(A block of data)
= = =

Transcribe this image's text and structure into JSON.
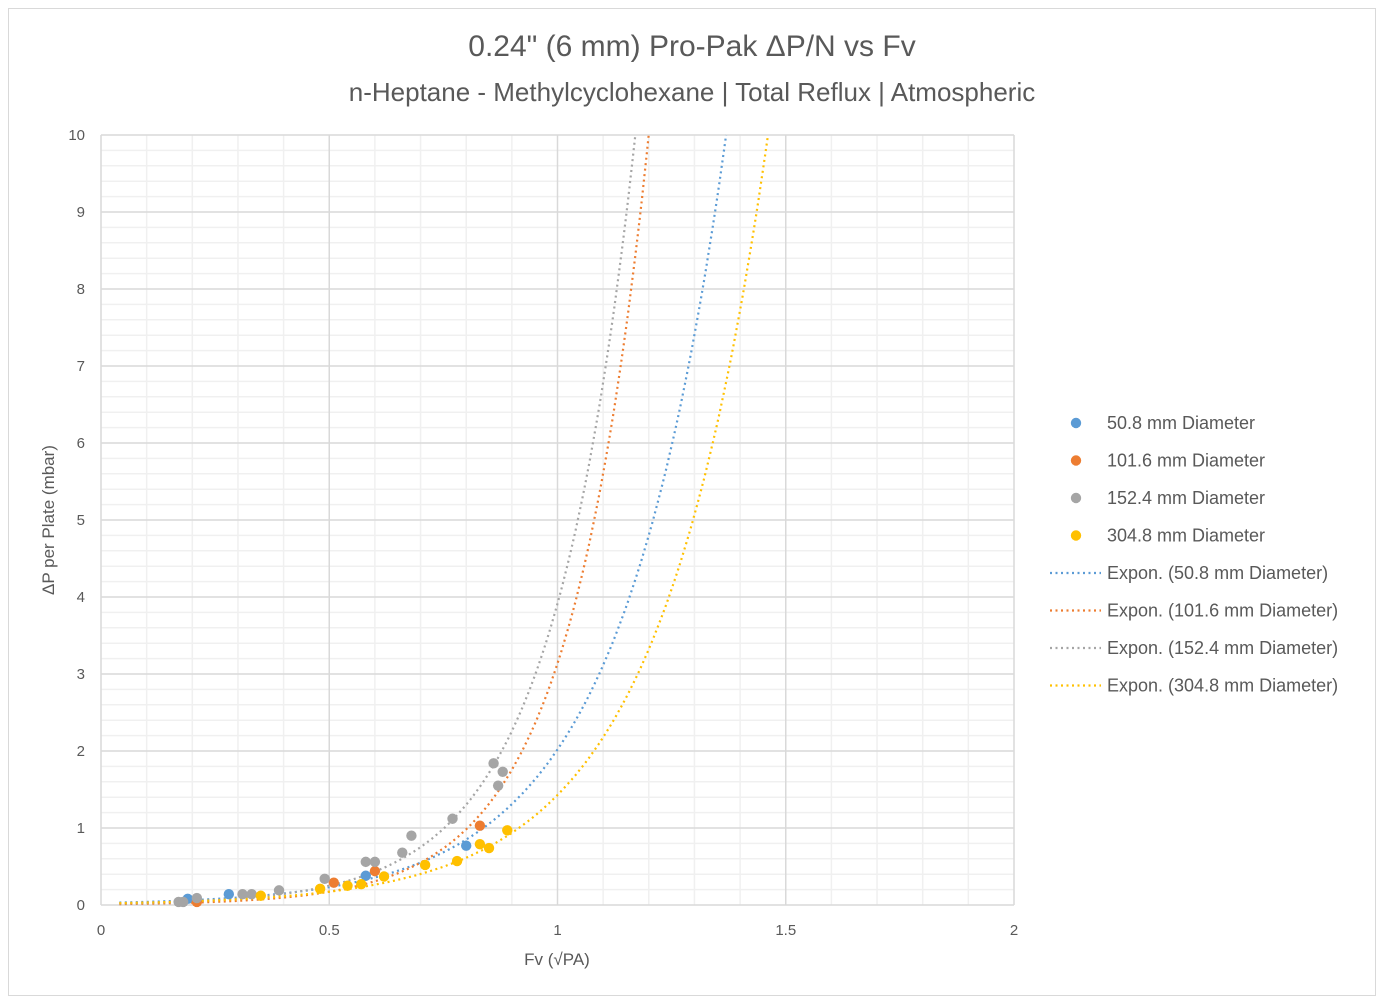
{
  "chart_data": {
    "type": "scatter",
    "title": "0.24\" (6 mm) Pro-Pak ΔP/N vs Fv",
    "subtitle": "n-Heptane - Methylcyclohexane | Total Reflux | Atmospheric",
    "xlabel": "Fv (√PA)",
    "ylabel": "ΔP per Plate (mbar)",
    "xlim": [
      0,
      2
    ],
    "ylim": [
      0,
      10
    ],
    "xticks": [
      "0",
      "0.5",
      "1",
      "1.5",
      "2"
    ],
    "yticks": [
      "0",
      "1",
      "2",
      "3",
      "4",
      "5",
      "6",
      "7",
      "8",
      "9",
      "10"
    ],
    "grid": true,
    "legend_position": "right",
    "series": [
      {
        "name": "50.8 mm Diameter",
        "color": "#5b9bd5",
        "points": [
          [
            0.19,
            0.08
          ],
          [
            0.28,
            0.14
          ],
          [
            0.58,
            0.38
          ],
          [
            0.8,
            0.77
          ]
        ],
        "trend": {
          "name": "Expon. (50.8 mm Diameter)",
          "a": 0.0266,
          "b": 4.33
        }
      },
      {
        "name": "101.6 mm Diameter",
        "color": "#ed7d31",
        "points": [
          [
            0.21,
            0.04
          ],
          [
            0.51,
            0.29
          ],
          [
            0.6,
            0.44
          ],
          [
            0.83,
            1.03
          ]
        ],
        "trend": {
          "name": "Expon. (101.6 mm Diameter)",
          "a": 0.0095,
          "b": 5.8
        }
      },
      {
        "name": "152.4 mm Diameter",
        "color": "#a5a5a5",
        "points": [
          [
            0.17,
            0.04
          ],
          [
            0.18,
            0.04
          ],
          [
            0.21,
            0.09
          ],
          [
            0.31,
            0.14
          ],
          [
            0.33,
            0.14
          ],
          [
            0.39,
            0.19
          ],
          [
            0.49,
            0.34
          ],
          [
            0.58,
            0.56
          ],
          [
            0.6,
            0.56
          ],
          [
            0.66,
            0.68
          ],
          [
            0.68,
            0.9
          ],
          [
            0.77,
            1.12
          ],
          [
            0.86,
            1.84
          ],
          [
            0.87,
            1.55
          ],
          [
            0.88,
            1.73
          ]
        ],
        "trend": {
          "name": "Expon. (152.4 mm Diameter)",
          "a": 0.016,
          "b": 5.5
        }
      },
      {
        "name": "304.8 mm Diameter",
        "color": "#ffc000",
        "points": [
          [
            0.35,
            0.12
          ],
          [
            0.48,
            0.21
          ],
          [
            0.54,
            0.25
          ],
          [
            0.57,
            0.27
          ],
          [
            0.62,
            0.37
          ],
          [
            0.71,
            0.52
          ],
          [
            0.78,
            0.57
          ],
          [
            0.83,
            0.79
          ],
          [
            0.85,
            0.74
          ],
          [
            0.89,
            0.97
          ]
        ],
        "trend": {
          "name": "Expon. (304.8 mm Diameter)",
          "a": 0.021,
          "b": 4.22
        }
      }
    ]
  }
}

= = =

Problem details: In the records above, find the lines containing "color" and copy them.

Response to the task:
        "color": "#5b9bd5",
        "color": "#ed7d31",
        "color": "#a5a5a5",
        "color": "#ffc000",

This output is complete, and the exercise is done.